===== Исходный текст

В конце сентября, через несколько дней после истории со Щербаковым, в лагерь приехал суд: судья, прокурор, два заседателя. Одного за другим уводили зэков сначала из соседней камеры, потом из нашей. Вернувшись буквально через несколько минут, каждый сообщал: два-три года тюрьмы. Владимир. Вот увели и привели обратно Бурова - три года Владимирки. Следующим вызвали меня. Надзиратель ввел меня в кабинет и остался стоять за моей спиной. В кабинете, кроме членов суда, была и "публика" - полным-полно офицеров, лагерного начальства. Судья, солидный мужчина, в хорошем костюме, сидел за столом, покрытым красной материей; по обе стороны от него - два заседателя. Я не думал ни о суде, ни о своей судьбе - она была известна заранее, - а смотрел на заседателей.
Они казались совершенно чужими и потерянными в этом кабинете, среди людей в офицерской форме, рядом с холеным судьей. Один был пожилой дядечка в заношенном бумажном пиджаке, в темно-серой стираной-перестираной рубашке. Он не знал куда девать свои заскорузлые, почти черные руки: то положит их на стол перед собой, то боязливо спрячет их на коленях. Второй заседатель женщина с морщинистым лицом, в платочке, завязанном узлом под подбородком, с такими же натруженными руками. Вид у нее был еще более жалкий, забитый и затравленный, чем у ее напарника. Мне было их очень жаль, они так боязливо оглядывались по сторонам; и ведь они даже не понимали своей роли, своего зависимого положения. К ним никто ни разу не обратился во время суда, как будто это были безгласные куклы; у них никто не спросил, есть ли вопросы, и решение было вынесено без их участия. Когда судья начал задавать мне обычные процедурные вопросы, я сразу же заявил, что отказываюсь участвовать в этой комедии, играть в игру под названием "народный суд". Мое заявление никого не смутило. Мой начальник отряда капитан Васяев зачитал характеристику: Марченко - злостный тунеядец, злостный отказчик от работы, злостный нарушитель лагерного режима, не стал на путь исправления, не посещал политзанятий, не принимал участия..., не раскаялся, вредно влияет... Затем была краткая, но выразительная речь прокурора; не вдаваясь в детали, он сказал:
- По-моему, в тюрьму на три года.

==========
===== Данные для разбора

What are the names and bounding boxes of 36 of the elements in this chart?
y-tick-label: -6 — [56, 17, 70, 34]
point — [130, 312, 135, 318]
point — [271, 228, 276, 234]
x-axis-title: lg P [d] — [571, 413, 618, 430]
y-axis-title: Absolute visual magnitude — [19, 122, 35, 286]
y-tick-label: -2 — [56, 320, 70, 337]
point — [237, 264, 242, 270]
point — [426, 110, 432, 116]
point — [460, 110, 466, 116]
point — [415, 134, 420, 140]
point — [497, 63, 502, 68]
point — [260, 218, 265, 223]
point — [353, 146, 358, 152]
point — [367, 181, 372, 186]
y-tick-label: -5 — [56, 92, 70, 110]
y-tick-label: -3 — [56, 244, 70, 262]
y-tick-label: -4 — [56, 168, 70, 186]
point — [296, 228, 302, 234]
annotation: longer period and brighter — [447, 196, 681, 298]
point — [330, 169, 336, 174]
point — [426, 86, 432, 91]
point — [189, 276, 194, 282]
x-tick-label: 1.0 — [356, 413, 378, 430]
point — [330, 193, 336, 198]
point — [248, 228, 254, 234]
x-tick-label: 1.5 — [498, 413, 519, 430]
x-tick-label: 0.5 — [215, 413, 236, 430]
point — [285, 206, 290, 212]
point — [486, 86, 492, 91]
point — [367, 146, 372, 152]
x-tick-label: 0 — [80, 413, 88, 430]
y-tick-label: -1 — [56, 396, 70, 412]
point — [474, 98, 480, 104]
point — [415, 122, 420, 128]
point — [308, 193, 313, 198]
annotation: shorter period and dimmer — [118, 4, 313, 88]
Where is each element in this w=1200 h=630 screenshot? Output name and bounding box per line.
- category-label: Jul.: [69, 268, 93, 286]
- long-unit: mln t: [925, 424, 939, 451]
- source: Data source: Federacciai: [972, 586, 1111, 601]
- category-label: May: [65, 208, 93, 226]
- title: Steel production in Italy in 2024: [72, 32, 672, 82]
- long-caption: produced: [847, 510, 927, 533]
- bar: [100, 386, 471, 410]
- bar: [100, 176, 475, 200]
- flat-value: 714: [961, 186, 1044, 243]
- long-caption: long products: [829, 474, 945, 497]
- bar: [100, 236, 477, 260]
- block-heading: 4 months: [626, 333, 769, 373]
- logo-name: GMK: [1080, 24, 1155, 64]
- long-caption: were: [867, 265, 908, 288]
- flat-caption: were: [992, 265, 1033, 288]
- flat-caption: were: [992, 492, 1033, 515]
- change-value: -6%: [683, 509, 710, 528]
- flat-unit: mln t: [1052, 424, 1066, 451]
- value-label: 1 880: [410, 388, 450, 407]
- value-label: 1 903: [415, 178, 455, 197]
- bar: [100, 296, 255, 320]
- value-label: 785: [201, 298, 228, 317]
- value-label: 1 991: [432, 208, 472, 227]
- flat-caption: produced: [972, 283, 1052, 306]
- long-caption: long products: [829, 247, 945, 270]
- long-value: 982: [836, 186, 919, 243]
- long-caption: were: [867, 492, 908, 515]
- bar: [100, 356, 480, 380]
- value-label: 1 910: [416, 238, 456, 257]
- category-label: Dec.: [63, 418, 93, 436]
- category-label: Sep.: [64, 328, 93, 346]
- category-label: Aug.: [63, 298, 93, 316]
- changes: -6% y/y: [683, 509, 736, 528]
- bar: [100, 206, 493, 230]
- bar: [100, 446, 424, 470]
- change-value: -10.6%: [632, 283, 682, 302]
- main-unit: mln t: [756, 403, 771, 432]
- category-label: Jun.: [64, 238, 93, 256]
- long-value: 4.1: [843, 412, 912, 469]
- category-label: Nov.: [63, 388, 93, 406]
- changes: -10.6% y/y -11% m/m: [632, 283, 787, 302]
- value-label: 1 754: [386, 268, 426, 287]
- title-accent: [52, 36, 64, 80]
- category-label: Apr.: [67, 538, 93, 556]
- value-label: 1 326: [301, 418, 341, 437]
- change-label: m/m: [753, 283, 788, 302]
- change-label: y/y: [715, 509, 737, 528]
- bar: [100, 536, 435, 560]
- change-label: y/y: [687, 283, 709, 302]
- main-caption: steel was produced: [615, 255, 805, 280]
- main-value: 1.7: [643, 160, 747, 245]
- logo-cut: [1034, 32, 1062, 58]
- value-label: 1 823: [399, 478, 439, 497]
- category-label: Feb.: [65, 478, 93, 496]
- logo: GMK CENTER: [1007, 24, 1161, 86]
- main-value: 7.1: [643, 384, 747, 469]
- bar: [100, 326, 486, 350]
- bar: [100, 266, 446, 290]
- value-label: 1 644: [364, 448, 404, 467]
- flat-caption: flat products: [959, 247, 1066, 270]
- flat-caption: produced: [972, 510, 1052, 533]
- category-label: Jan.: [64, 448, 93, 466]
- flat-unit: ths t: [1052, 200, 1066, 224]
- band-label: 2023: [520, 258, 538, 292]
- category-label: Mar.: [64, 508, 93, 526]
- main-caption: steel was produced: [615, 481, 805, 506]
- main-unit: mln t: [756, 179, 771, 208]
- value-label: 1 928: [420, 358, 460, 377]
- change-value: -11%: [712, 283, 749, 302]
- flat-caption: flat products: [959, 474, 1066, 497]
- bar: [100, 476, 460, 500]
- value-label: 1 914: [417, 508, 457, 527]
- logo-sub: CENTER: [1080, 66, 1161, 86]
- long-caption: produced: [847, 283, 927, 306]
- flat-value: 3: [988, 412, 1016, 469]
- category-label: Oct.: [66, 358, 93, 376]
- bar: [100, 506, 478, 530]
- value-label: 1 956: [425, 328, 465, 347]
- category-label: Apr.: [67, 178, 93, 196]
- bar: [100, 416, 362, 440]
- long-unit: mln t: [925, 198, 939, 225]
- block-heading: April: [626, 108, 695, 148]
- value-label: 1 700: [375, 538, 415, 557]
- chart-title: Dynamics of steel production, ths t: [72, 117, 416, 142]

==========

# [Что сделать]
**A.** Проверьте по отрывку о лагерном суде, верны ли утверждения. (i) Оба заседателя были мужчинами. (ii) Бурову дали три года. (iii) Стол судьи был покрыт зеленым сукном. На каждое ответьте «да» или «нет» и приведите решающие слова отрывка точной цитатой.
**B.** Выпишите дословно из отрывка о лагерном суде фрагмент, который начинается словами «В конце сентября, через» и заканчивается словами «смотрел на заседателей.» включительно.
**C.** Допишите отрывок о лагерном суде, начиная сразу после его последней фразы.

# [Ответы по заданиям]
**A.**
(i) Нет: «Второй заседатель женщина с морщинистым лицом».
(ii) Да: «Вот увели и привели обратно Бурова - три года Владимирки».
(iii) Нет: «сидел за столом, покрытым красной материей».

**B.**
В конце сентября, через несколько дней после истории со Щербаковым, в лагерь приехал суд: судья, прокурор, два заседателя. Одного за другим уводили зэков сначала из соседней камеры, потом из нашей. Вернувшись буквально через несколько минут, каждый сообщал: два-три года тюрьмы. Владимир. Вот увели и привели обратно Бурова - три года Владимирки. Следующим вызвали меня. Надзиратель ввел меня в кабинет и остался стоять за моей спиной. В кабинете, кроме членов суда, была и "публика" - полным-полно офицеров, лагерного начальства. Судья, солидный мужчина, в хорошем костюме, сидел за столом, покрытым красной материей; по обе стороны от него - два заседателя. Я не думал ни о суде, ни о своей судьбе - она была известна заранее, - а смотрел на заседателей.

**C.**
Судья тут же, не пошептавшись с заседателями даже для вида, объявил мне: три года из моего лагерного срока заменяются тюремным режимом.
Меня увели, вызвали следующего. Камера встретила меня вопросом:
- Сколько - два или три?
Мы все трое - и Буров, и Озеров, и я - получили поровну. "Чтобы никому не было обидно", как говорили наши сокамерники.
В оставшиеся до отправки дни, наши более опытные соседи, побывавшие уже во Владимирке или слыхавшие о ней, рассказывали нам, что нас всех там ожидает. Выходило, что хорошего мало: все сходились на том, что в тюрьме еще хуже, чем на спецу, - а спец был у нас перед глазами. Еще больше не по себе становилось, когда вспоминали об этапах, вагонзаках, пересылках.
Вскоре после суда нам принесли с десятого наши вещички, а дней через пять отправили первую партию. Мы трое попадали во вторую партию, которая в начале октября отправилась со спеца на Потьму.
Два дня на потьминской пересылке, вагонзак; два дня пересылки в Рузаевке, вагонзак; пересыльная тюрьма в Горьком. И пересылки, и вагонзаки такие же, как везде.
В Рузаевке один заключенный из нашей партии заболел и не смог подняться во время проверки. Дежурный офицер и надзиратели стали осыпать его нецензурной бранью, заставляя встать. Камера заволновалась, потребовали прекратить издевательство и вызвать врача. Результат был такой, как обычно: схватили несколько человек, кого попало, вытащили из камеры и избили.
Из рузаевской пересылки нас привезли на станцию днем. Воронки остановились за железнодорожными путями, напротив станции - тюрьма находится за городом. Нас высадили из машин, построили по пятеркам и погнали под пешеходным мостом через пути к станции. Со всех сторон колонны конвой, собаки, конвоиры кричат на зэков: - Разговоры! Иди-иди, скорей, не отставай!